You just have to make the other characters do exactly the same things the player-character does, but with a delay. So you have to create a script which records the actions of the player and then allows to retrieve the player's position X steps ago.

The C# standard already has the ideal data-structure for that, the [`Queue`][1]. It allows you to create a first-in-first-out buffer of a fixed size where you can add elements to the end with Enqueue and remove elements from the beginning with Dequeue.

    using System.Collections.Generic;
    using UnityEngine;
    
    public class FollowTheLeader : MonoBehaviour {
        public GameObject leader; // the game object to follow - assign in inspector
        public int steps; // number of steps to stay behind - assign in inspector
    
        private Queue<Vector3> record = new Queue<Vector3>();
        private Vector3 lastRecord;
    
        void FixedUpdate() {
            // record position of leader
            if (lastRecord != leader.transform.position) {
                lastRecord = leader.transform.position;
                record.Enqueue(lastRecord);
            }
            // remove last position from the record and use it for our own
            if (record.Count > steps) {
                this.transform.position = record.Dequeue();
            }
        }
    }

This script is just a very simple proof-of-concept. It only copies the position, but you likely also want it to copy the player's rotation (or at least the direction it faces), what action it performs (walking, jumping, etc.) and also handle a couple other edge cases specific to your game. So you will likely need to record more in the queue than just a Vector3. If that is the case, create your own `struct` with all the data you need and use that as the type of your queue.

========

▸ Tasks for this exercise
1. In the follow-the-leader explanation, which C# data structure is recommended for storing the player's past positions?
2. Pick up the follow-the-leader explanation after its last sentence and continue it.
The rows come from a different source than the text.

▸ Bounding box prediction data

========

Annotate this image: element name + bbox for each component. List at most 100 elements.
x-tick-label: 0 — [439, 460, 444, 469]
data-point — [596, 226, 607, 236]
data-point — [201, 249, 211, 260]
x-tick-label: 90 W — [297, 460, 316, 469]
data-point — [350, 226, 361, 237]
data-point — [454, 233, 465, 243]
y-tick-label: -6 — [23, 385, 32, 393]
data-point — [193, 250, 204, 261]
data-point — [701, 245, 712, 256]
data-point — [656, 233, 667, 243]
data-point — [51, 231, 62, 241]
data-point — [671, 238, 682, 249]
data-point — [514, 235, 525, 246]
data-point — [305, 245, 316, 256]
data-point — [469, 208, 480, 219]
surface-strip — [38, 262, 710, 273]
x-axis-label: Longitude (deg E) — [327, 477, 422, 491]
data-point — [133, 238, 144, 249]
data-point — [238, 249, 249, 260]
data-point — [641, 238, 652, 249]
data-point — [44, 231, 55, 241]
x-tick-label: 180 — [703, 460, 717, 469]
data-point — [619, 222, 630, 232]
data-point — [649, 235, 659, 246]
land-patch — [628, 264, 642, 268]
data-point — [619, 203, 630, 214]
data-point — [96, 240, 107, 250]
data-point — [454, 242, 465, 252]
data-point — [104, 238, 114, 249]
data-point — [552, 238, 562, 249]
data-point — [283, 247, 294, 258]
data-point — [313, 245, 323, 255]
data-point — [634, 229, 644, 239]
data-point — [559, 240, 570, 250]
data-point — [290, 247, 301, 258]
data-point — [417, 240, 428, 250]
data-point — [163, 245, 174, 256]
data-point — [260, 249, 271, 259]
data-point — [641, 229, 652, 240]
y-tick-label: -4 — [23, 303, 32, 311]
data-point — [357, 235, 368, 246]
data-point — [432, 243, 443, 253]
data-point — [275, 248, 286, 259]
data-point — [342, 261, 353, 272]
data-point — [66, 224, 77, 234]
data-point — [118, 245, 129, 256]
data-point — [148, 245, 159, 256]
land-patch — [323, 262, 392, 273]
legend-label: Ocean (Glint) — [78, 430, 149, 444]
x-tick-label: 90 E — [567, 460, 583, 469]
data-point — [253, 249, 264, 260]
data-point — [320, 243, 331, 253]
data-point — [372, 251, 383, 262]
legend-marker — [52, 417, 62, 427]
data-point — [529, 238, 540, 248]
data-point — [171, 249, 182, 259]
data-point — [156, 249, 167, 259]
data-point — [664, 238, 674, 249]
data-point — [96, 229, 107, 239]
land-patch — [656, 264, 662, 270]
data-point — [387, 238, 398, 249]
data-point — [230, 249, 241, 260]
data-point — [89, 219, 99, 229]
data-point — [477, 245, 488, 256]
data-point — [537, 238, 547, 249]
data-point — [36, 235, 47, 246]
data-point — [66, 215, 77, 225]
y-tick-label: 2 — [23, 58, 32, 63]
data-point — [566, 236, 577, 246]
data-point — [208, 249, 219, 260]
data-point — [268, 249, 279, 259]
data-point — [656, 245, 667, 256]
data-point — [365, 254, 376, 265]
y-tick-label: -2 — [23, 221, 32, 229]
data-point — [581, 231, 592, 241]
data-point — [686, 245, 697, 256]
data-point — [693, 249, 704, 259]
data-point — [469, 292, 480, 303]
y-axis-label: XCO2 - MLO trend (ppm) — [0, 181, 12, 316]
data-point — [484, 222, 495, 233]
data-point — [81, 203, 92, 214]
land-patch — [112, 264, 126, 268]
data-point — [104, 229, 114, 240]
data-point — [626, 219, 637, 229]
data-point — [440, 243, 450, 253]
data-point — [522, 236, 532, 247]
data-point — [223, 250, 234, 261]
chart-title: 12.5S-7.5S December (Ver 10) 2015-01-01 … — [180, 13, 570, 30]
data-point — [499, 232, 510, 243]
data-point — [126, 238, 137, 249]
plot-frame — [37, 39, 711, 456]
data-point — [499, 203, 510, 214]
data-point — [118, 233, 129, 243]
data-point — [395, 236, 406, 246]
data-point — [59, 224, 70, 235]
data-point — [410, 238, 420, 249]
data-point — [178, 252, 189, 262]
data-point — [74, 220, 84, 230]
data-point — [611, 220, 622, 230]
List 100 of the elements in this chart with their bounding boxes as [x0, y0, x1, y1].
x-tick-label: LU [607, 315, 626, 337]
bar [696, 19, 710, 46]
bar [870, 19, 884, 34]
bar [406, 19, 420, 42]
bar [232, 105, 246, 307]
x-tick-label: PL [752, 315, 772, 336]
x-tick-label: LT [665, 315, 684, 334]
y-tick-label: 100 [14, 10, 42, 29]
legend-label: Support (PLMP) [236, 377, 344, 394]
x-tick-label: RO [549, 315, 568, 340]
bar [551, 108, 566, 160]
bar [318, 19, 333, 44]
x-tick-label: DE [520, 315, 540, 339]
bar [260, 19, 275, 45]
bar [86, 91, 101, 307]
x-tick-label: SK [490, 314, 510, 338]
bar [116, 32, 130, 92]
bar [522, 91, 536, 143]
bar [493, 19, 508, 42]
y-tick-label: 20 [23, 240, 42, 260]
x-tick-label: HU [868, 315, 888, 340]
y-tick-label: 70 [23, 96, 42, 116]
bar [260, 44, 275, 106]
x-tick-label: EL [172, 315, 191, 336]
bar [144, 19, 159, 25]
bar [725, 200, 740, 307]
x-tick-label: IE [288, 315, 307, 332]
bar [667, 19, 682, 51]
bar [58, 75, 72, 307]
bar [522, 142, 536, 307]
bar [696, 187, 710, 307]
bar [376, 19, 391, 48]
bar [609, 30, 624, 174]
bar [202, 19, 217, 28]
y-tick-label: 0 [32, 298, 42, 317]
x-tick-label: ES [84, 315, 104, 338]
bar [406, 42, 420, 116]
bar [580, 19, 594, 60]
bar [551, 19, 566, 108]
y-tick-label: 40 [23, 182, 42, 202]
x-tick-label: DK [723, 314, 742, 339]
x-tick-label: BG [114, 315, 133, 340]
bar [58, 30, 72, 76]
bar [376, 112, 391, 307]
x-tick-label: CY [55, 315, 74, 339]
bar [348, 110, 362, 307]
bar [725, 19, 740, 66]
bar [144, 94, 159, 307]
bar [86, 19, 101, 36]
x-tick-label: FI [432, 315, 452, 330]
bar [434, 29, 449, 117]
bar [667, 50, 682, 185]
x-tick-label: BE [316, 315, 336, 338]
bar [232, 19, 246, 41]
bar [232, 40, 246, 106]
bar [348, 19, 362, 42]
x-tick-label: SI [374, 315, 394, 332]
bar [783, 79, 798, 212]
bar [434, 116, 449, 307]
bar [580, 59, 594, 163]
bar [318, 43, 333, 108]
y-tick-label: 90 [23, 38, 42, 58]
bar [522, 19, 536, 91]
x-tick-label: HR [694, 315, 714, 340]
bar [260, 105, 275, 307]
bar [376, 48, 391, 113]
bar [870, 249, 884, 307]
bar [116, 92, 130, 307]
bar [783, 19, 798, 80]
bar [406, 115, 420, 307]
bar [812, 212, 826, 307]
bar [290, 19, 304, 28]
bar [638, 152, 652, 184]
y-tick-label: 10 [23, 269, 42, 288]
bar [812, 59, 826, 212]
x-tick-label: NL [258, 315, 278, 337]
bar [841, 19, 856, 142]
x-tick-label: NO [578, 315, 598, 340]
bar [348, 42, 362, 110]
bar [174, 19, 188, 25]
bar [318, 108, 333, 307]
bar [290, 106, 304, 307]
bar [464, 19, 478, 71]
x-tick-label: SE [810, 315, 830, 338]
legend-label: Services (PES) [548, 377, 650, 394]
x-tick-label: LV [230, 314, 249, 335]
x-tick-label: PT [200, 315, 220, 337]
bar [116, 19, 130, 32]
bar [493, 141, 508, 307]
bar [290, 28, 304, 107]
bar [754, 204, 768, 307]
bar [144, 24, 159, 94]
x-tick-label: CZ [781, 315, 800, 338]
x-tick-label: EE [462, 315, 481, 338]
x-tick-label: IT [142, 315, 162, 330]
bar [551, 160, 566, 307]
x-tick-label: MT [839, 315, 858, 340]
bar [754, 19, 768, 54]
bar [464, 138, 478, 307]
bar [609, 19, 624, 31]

========

▸ Answers to the tasks
1. The Queue, a first-in-first-out buffer.

2.
You might also want to be more sophisticated in your conditions regarding when to Dequeue the position and when to wait than just counting the number of steps. For example, if the player jumps, you might not want the follower to stop mid-air. You might want them to wait until the player completed the jump. So you might want to use `record.Peek()` to look at the next action in the queue without removing it and if you find that it is a "start to jump" action, then don't dequeue it while the leader is still in the air. And if the player hasn't cleared the landing location yet, you don't want the follower to stop mid-air either. So you might also have certain "uninterruptible" follower actions which cause the script to ignore the minimum steps distance to the leader.